## EXERCISE TASK
Write out each line word for word. Drop pictures.

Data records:
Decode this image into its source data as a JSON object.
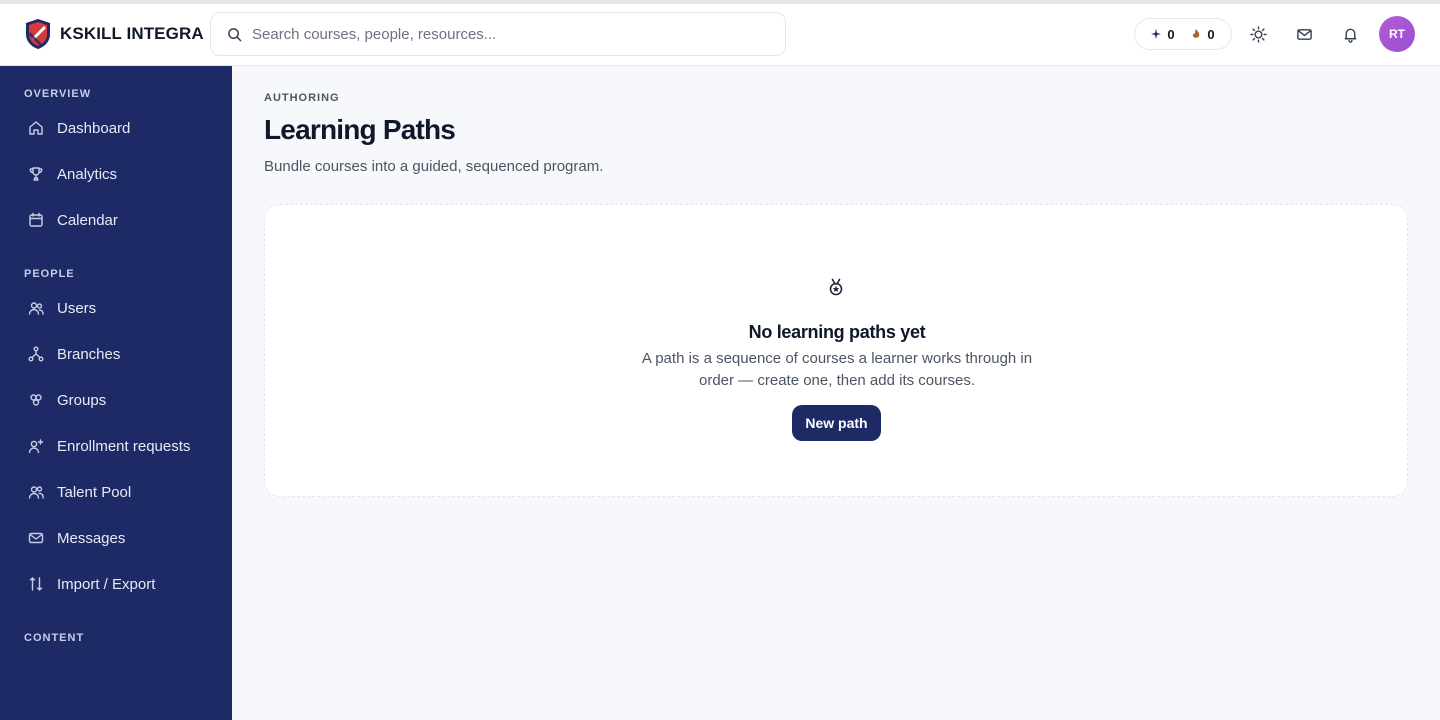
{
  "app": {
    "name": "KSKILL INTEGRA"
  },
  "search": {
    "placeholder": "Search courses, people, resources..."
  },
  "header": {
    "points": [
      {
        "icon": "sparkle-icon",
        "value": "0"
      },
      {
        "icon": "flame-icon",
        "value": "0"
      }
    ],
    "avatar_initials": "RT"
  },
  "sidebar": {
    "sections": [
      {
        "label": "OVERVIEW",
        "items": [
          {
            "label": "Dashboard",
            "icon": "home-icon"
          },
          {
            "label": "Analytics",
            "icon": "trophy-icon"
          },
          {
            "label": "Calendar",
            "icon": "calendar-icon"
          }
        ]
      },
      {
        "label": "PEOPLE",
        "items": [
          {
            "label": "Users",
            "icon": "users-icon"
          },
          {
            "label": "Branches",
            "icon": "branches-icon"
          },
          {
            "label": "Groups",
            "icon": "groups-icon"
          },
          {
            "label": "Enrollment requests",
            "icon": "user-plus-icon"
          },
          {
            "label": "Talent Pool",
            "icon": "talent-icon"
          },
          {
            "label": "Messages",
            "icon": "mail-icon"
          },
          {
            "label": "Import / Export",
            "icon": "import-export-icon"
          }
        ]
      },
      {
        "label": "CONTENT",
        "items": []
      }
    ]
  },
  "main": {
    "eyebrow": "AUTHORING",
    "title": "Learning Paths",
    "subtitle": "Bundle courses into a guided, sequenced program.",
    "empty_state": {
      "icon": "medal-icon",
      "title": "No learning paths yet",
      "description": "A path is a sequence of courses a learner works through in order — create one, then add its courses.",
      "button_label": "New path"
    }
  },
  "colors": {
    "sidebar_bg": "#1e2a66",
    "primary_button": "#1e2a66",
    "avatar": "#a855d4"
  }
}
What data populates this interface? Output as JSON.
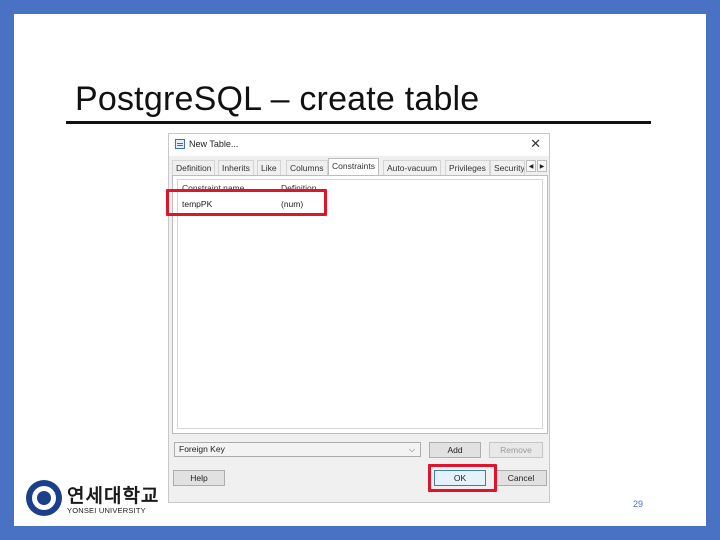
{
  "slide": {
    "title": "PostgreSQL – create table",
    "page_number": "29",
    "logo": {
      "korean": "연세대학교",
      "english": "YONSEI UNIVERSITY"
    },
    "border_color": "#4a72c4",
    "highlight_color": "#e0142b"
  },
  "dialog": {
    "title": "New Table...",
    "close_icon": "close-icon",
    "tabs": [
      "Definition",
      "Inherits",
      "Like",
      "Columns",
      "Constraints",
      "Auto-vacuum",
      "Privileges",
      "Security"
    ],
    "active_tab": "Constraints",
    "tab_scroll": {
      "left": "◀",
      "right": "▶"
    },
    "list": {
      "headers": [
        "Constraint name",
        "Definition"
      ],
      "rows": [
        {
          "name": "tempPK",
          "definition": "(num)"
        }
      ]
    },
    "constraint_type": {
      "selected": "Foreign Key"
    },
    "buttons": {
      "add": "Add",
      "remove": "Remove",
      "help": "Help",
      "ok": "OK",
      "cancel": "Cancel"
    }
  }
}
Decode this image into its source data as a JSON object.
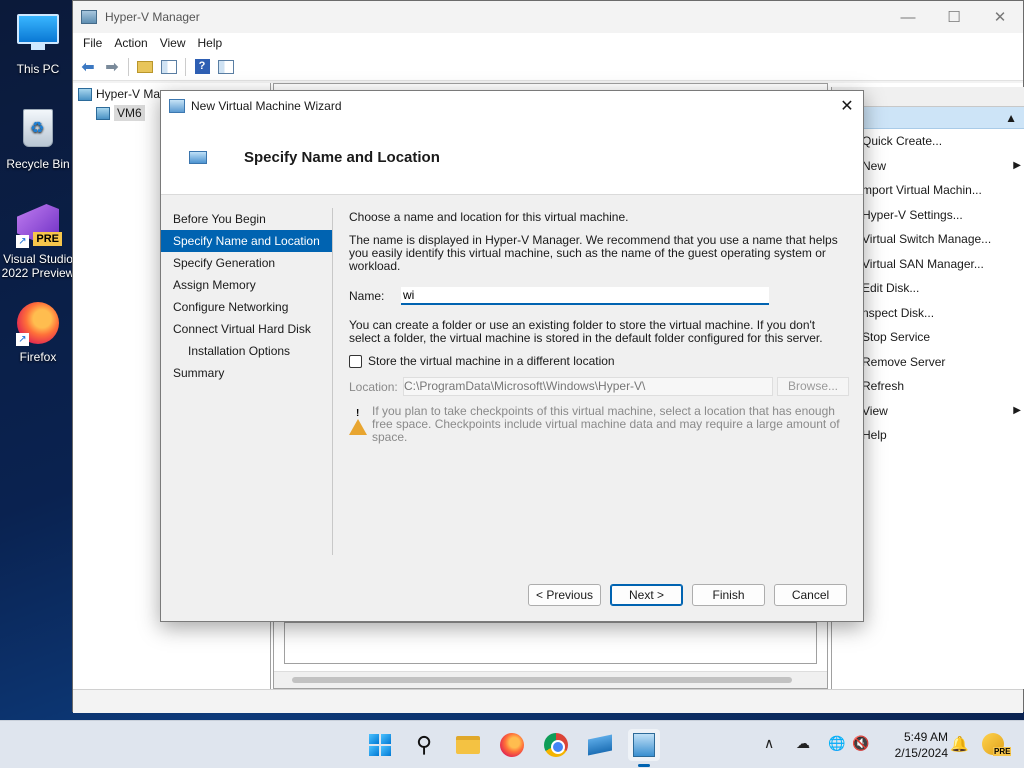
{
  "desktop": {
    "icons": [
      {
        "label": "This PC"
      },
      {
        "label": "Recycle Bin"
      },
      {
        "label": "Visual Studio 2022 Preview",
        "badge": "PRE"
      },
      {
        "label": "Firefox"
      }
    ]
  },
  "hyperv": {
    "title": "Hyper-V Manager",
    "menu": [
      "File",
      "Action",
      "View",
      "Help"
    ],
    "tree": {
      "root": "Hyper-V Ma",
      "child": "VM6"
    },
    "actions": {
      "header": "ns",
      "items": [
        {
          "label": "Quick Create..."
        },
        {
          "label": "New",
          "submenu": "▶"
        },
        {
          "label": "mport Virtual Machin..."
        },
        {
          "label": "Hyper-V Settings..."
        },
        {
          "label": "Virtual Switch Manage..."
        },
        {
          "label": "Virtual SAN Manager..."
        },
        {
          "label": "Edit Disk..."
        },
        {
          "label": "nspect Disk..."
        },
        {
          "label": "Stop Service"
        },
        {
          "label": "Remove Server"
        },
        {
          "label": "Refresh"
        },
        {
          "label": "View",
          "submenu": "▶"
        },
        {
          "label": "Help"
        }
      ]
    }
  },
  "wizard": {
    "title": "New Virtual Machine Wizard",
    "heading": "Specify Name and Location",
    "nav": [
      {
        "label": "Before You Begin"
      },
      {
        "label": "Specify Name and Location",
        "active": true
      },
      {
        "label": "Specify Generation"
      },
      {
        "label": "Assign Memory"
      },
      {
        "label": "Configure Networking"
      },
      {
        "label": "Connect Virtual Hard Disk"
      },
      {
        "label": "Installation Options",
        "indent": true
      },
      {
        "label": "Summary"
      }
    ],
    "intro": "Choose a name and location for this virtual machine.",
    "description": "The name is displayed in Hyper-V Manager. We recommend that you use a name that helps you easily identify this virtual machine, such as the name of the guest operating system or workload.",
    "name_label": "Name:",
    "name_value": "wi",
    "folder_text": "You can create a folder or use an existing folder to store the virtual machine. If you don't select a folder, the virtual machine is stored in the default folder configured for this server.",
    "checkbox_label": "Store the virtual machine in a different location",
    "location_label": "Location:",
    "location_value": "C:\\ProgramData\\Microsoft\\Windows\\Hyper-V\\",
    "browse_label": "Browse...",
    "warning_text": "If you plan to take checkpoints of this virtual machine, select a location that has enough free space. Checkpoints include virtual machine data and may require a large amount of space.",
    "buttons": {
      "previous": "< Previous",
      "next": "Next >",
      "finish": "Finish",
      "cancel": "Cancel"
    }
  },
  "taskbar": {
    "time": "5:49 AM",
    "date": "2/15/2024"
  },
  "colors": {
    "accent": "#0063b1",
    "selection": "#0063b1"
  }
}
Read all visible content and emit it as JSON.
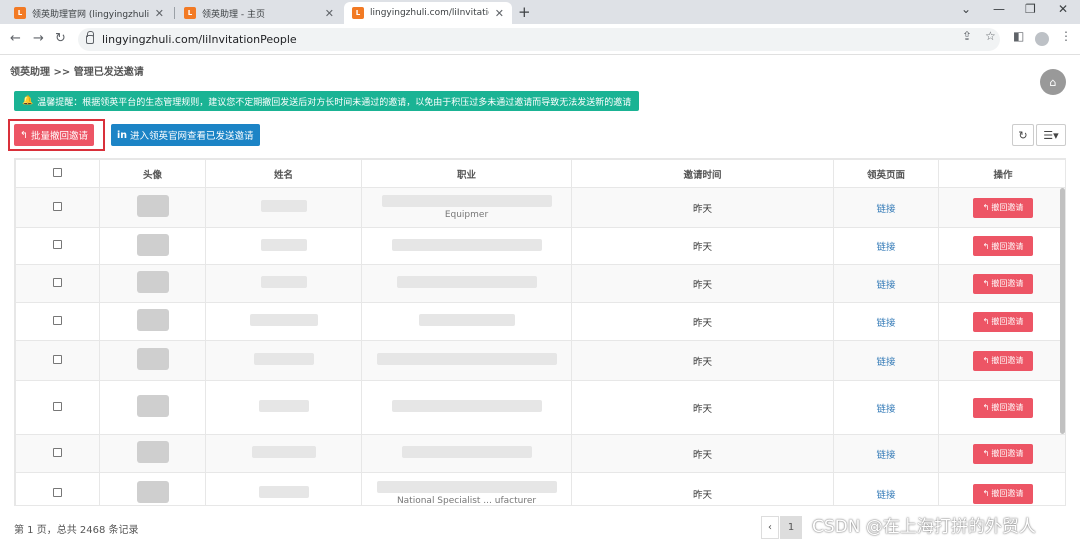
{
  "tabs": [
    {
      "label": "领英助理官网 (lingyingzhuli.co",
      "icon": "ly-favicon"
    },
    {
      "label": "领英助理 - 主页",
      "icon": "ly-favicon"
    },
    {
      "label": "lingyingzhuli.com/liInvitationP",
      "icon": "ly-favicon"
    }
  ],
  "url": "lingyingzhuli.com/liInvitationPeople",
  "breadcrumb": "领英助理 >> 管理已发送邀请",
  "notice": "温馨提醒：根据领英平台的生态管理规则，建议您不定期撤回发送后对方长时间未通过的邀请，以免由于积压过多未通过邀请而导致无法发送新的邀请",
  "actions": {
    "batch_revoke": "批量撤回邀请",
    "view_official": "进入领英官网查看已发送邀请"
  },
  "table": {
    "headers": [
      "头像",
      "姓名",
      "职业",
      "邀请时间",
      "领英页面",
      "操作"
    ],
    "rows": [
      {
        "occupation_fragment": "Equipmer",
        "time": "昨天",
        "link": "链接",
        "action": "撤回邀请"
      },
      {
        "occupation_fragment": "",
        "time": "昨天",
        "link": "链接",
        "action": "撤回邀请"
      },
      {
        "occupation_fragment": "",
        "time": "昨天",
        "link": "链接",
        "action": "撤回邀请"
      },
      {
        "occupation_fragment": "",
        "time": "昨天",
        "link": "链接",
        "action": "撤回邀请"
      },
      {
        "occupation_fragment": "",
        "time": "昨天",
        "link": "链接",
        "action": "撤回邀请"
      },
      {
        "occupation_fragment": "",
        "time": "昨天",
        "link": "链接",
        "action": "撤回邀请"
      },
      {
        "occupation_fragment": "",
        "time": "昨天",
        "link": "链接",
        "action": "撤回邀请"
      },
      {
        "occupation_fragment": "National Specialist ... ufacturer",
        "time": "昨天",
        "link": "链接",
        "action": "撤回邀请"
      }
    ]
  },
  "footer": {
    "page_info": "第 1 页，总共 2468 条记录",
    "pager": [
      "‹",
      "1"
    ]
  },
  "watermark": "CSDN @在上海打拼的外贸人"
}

## COMPLETED EXERCISE
Decode this image into its source data as a JSON object.
{
  "app": {
    "name": "KSKILL INTEGRA"
  },
  "search": {
    "placeholder": "Search courses, people, resources..."
  },
  "header": {
    "points": [
      {
        "icon": "sparkle-icon",
        "value": "0"
      },
      {
        "icon": "flame-icon",
        "value": "0"
      }
    ],
    "avatar_initials": "RT"
  },
  "sidebar": {
    "sections": [
      {
        "label": "OVERVIEW",
        "items": [
          {
            "label": "Dashboard",
            "icon": "home-icon"
          },
          {
            "label": "Analytics",
            "icon": "trophy-icon"
          },
          {
            "label": "Calendar",
            "icon": "calendar-icon"
          }
        ]
      },
      {
        "label": "PEOPLE",
        "items": [
          {
            "label": "Users",
            "icon": "users-icon"
          },
          {
            "label": "Branches",
            "icon": "branches-icon"
          },
          {
            "label": "Groups",
            "icon": "groups-icon"
          },
          {
            "label": "Enrollment requests",
            "icon": "user-plus-icon"
          },
          {
            "label": "Talent Pool",
            "icon": "talent-icon"
          },
          {
            "label": "Messages",
            "icon": "mail-icon"
          },
          {
            "label": "Import / Export",
            "icon": "import-export-icon"
          }
        ]
      },
      {
        "label": "CONTENT",
        "items": []
      }
    ]
  },
  "main": {
    "eyebrow": "AUTHORING",
    "title": "Learning Paths",
    "subtitle": "Bundle courses into a guided, sequenced program.",
    "empty_state": {
      "icon": "medal-icon",
      "title": "No learning paths yet",
      "description": "A path is a sequence of courses a learner works through in order — create one, then add its courses.",
      "button_label": "New path"
    }
  },
  "colors": {
    "sidebar_bg": "#1e2a66",
    "primary_button": "#1e2a66",
    "avatar": "#a855d4"
  }
}
What data populates this interface? Output as JSON.
{
  "slide": {
    "title": "PostgreSQL – create table",
    "page_number": "29",
    "logo": {
      "korean": "연세대학교",
      "english": "YONSEI UNIVERSITY"
    },
    "border_color": "#4a72c4",
    "highlight_color": "#e0142b"
  },
  "dialog": {
    "title": "New Table...",
    "close_icon": "close-icon",
    "tabs": [
      "Definition",
      "Inherits",
      "Like",
      "Columns",
      "Constraints",
      "Auto-vacuum",
      "Privileges",
      "Security"
    ],
    "active_tab": "Constraints",
    "tab_scroll": {
      "left": "◀",
      "right": "▶"
    },
    "list": {
      "headers": [
        "Constraint name",
        "Definition"
      ],
      "rows": [
        {
          "name": "tempPK",
          "definition": "(num)"
        }
      ]
    },
    "constraint_type": {
      "selected": "Foreign Key"
    },
    "buttons": {
      "add": "Add",
      "remove": "Remove",
      "help": "Help",
      "ok": "OK",
      "cancel": "Cancel"
    }
  }
}
Decode this image into its source data as a JSON object.
{
  "desktop": {
    "icons": [
      {
        "label": "This PC"
      },
      {
        "label": "Recycle Bin"
      },
      {
        "label": "Visual Studio 2022 Preview",
        "badge": "PRE"
      },
      {
        "label": "Firefox"
      }
    ]
  },
  "hyperv": {
    "title": "Hyper-V Manager",
    "menu": [
      "File",
      "Action",
      "View",
      "Help"
    ],
    "tree": {
      "root": "Hyper-V Ma",
      "child": "VM6"
    },
    "actions": {
      "header": "ns",
      "items": [
        {
          "label": "Quick Create..."
        },
        {
          "label": "New",
          "submenu": "▶"
        },
        {
          "label": "mport Virtual Machin..."
        },
        {
          "label": "Hyper-V Settings..."
        },
        {
          "label": "Virtual Switch Manage..."
        },
        {
          "label": "Virtual SAN Manager..."
        },
        {
          "label": "Edit Disk..."
        },
        {
          "label": "nspect Disk..."
        },
        {
          "label": "Stop Service"
        },
        {
          "label": "Remove Server"
        },
        {
          "label": "Refresh"
        },
        {
          "label": "View",
          "submenu": "▶"
        },
        {
          "label": "Help"
        }
      ]
    }
  },
  "wizard": {
    "title": "New Virtual Machine Wizard",
    "heading": "Specify Name and Location",
    "nav": [
      {
        "label": "Before You Begin"
      },
      {
        "label": "Specify Name and Location",
        "active": true
      },
      {
        "label": "Specify Generation"
      },
      {
        "label": "Assign Memory"
      },
      {
        "label": "Configure Networking"
      },
      {
        "label": "Connect Virtual Hard Disk"
      },
      {
        "label": "Installation Options",
        "indent": true
      },
      {
        "label": "Summary"
      }
    ],
    "intro": "Choose a name and location for this virtual machine.",
    "description": "The name is displayed in Hyper-V Manager. We recommend that you use a name that helps you easily identify this virtual machine, such as the name of the guest operating system or workload.",
    "name_label": "Name:",
    "name_value": "wi",
    "folder_text": "You can create a folder or use an existing folder to store the virtual machine. If you don't select a folder, the virtual machine is stored in the default folder configured for this server.",
    "checkbox_label": "Store the virtual machine in a different location",
    "location_label": "Location:",
    "location_value": "C:\\ProgramData\\Microsoft\\Windows\\Hyper-V\\",
    "browse_label": "Browse...",
    "warning_text": "If you plan to take checkpoints of this virtual machine, select a location that has enough free space. Checkpoints include virtual machine data and may require a large amount of space.",
    "buttons": {
      "previous": "< Previous",
      "next": "Next >",
      "finish": "Finish",
      "cancel": "Cancel"
    }
  },
  "taskbar": {
    "time": "5:49 AM",
    "date": "2/15/2024"
  },
  "colors": {
    "accent": "#0063b1",
    "selection": "#0063b1"
  }
}
Read all visible content and emit it as JSON.
{
  "tabs": [
    {
      "label": "领英助理官网 (lingyingzhuli.co",
      "icon": "ly-favicon"
    },
    {
      "label": "领英助理 - 主页",
      "icon": "ly-favicon"
    },
    {
      "label": "lingyingzhuli.com/liInvitationP",
      "icon": "ly-favicon"
    }
  ],
  "url": "lingyingzhuli.com/liInvitationPeople",
  "breadcrumb": "领英助理 >> 管理已发送邀请",
  "notice": "温馨提醒：根据领英平台的生态管理规则，建议您不定期撤回发送后对方长时间未通过的邀请，以免由于积压过多未通过邀请而导致无法发送新的邀请",
  "actions": {
    "batch_revoke": "批量撤回邀请",
    "view_official": "进入领英官网查看已发送邀请"
  },
  "table": {
    "headers": [
      "头像",
      "姓名",
      "职业",
      "邀请时间",
      "领英页面",
      "操作"
    ],
    "rows": [
      {
        "occupation_fragment": "Equipmer",
        "time": "昨天",
        "link": "链接",
        "action": "撤回邀请"
      },
      {
        "occupation_fragment": "",
        "time": "昨天",
        "link": "链接",
        "action": "撤回邀请"
      },
      {
        "occupation_fragment": "",
        "time": "昨天",
        "link": "链接",
        "action": "撤回邀请"
      },
      {
        "occupation_fragment": "",
        "time": "昨天",
        "link": "链接",
        "action": "撤回邀请"
      },
      {
        "occupation_fragment": "",
        "time": "昨天",
        "link": "链接",
        "action": "撤回邀请"
      },
      {
        "occupation_fragment": "",
        "time": "昨天",
        "link": "链接",
        "action": "撤回邀请"
      },
      {
        "occupation_fragment": "",
        "time": "昨天",
        "link": "链接",
        "action": "撤回邀请"
      },
      {
        "occupation_fragment": "National Specialist ... ufacturer",
        "time": "昨天",
        "link": "链接",
        "action": "撤回邀请"
      }
    ]
  },
  "footer": {
    "page_info": "第 1 页，总共 2468 条记录",
    "pager": [
      "‹",
      "1"
    ]
  },
  "watermark": "CSDN @在上海打拼的外贸人"
}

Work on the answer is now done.